[Data entries for graphics]
-*-*-

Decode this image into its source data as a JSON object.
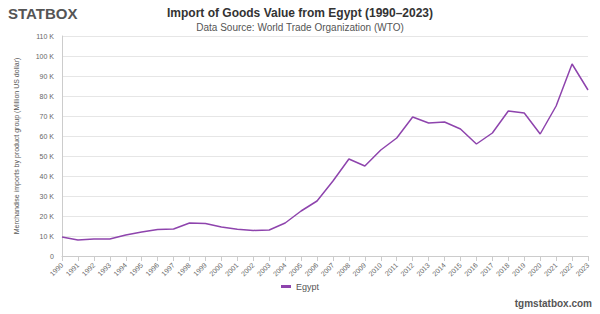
{
  "chart_data": {
    "type": "line",
    "title": "Import of Goods Value from Egypt (1990–2023)",
    "subtitle": "Data Source: World Trade Organization (WTO)",
    "y_label": "Merchandise imports by product group (Million US dollar)",
    "annotations": [
      "STATBOX",
      "tgmstatbox.com"
    ],
    "categories": [
      "1990",
      "1991",
      "1992",
      "1993",
      "1994",
      "1995",
      "1996",
      "1997",
      "1998",
      "1999",
      "2000",
      "2001",
      "2002",
      "2003",
      "2004",
      "2005",
      "2006",
      "2007",
      "2008",
      "2009",
      "2010",
      "2011",
      "2012",
      "2013",
      "2014",
      "2015",
      "2016",
      "2017",
      "2018",
      "2019",
      "2020",
      "2021",
      "2022",
      "2023"
    ],
    "series": [
      {
        "name": "Egypt",
        "color": "#8e44ad",
        "values": [
          9500,
          8000,
          8500,
          8500,
          10500,
          12000,
          13300,
          13500,
          16500,
          16300,
          14500,
          13400,
          12800,
          13000,
          16500,
          22500,
          27500,
          37500,
          48500,
          45000,
          53000,
          59000,
          69500,
          66500,
          67000,
          63500,
          56000,
          61500,
          72500,
          71500,
          61000,
          75000,
          96000,
          83000
        ]
      }
    ],
    "ylim": [
      0,
      110000
    ],
    "yticks": [
      0,
      {
        "value": 10000,
        "label": "10 K"
      },
      {
        "value": 20000,
        "label": "20 K"
      },
      {
        "value": 30000,
        "label": "30 K"
      },
      {
        "value": 40000,
        "label": "40 K"
      },
      {
        "value": 50000,
        "label": "50 K"
      },
      {
        "value": 60000,
        "label": "60 K"
      },
      {
        "value": 70000,
        "label": "70 K"
      },
      {
        "value": 80000,
        "label": "80 K"
      },
      {
        "value": 90000,
        "label": "90 K"
      },
      {
        "value": 100000,
        "label": "100 K"
      },
      {
        "value": 110000,
        "label": "110 K"
      }
    ],
    "grid": true,
    "legend": "bottom"
  }
}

-*-*-

(Given task): Exclude the pictures, and transcribe all of the material exactly.

(Task result):
Decode this image into its source data as a JSON object.
{
  "chart_data": {
    "type": "line",
    "title": "Import of Goods Value from Egypt (1990–2023)",
    "subtitle": "Data Source: World Trade Organization (WTO)",
    "y_label": "Merchandise imports by product group (Million US dollar)",
    "annotations": [
      "STATBOX",
      "tgmstatbox.com"
    ],
    "categories": [
      "1990",
      "1991",
      "1992",
      "1993",
      "1994",
      "1995",
      "1996",
      "1997",
      "1998",
      "1999",
      "2000",
      "2001",
      "2002",
      "2003",
      "2004",
      "2005",
      "2006",
      "2007",
      "2008",
      "2009",
      "2010",
      "2011",
      "2012",
      "2013",
      "2014",
      "2015",
      "2016",
      "2017",
      "2018",
      "2019",
      "2020",
      "2021",
      "2022",
      "2023"
    ],
    "series": [
      {
        "name": "Egypt",
        "color": "#8e44ad",
        "values": [
          9500,
          8000,
          8500,
          8500,
          10500,
          12000,
          13300,
          13500,
          16500,
          16300,
          14500,
          13400,
          12800,
          13000,
          16500,
          22500,
          27500,
          37500,
          48500,
          45000,
          53000,
          59000,
          69500,
          66500,
          67000,
          63500,
          56000,
          61500,
          72500,
          71500,
          61000,
          75000,
          96000,
          83000
        ]
      }
    ],
    "ylim": [
      0,
      110000
    ],
    "yticks": [
      0,
      {
        "value": 10000,
        "label": "10 K"
      },
      {
        "value": 20000,
        "label": "20 K"
      },
      {
        "value": 30000,
        "label": "30 K"
      },
      {
        "value": 40000,
        "label": "40 K"
      },
      {
        "value": 50000,
        "label": "50 K"
      },
      {
        "value": 60000,
        "label": "60 K"
      },
      {
        "value": 70000,
        "label": "70 K"
      },
      {
        "value": 80000,
        "label": "80 K"
      },
      {
        "value": 90000,
        "label": "90 K"
      },
      {
        "value": 100000,
        "label": "100 K"
      },
      {
        "value": 110000,
        "label": "110 K"
      }
    ],
    "grid": true,
    "legend": "bottom"
  }
}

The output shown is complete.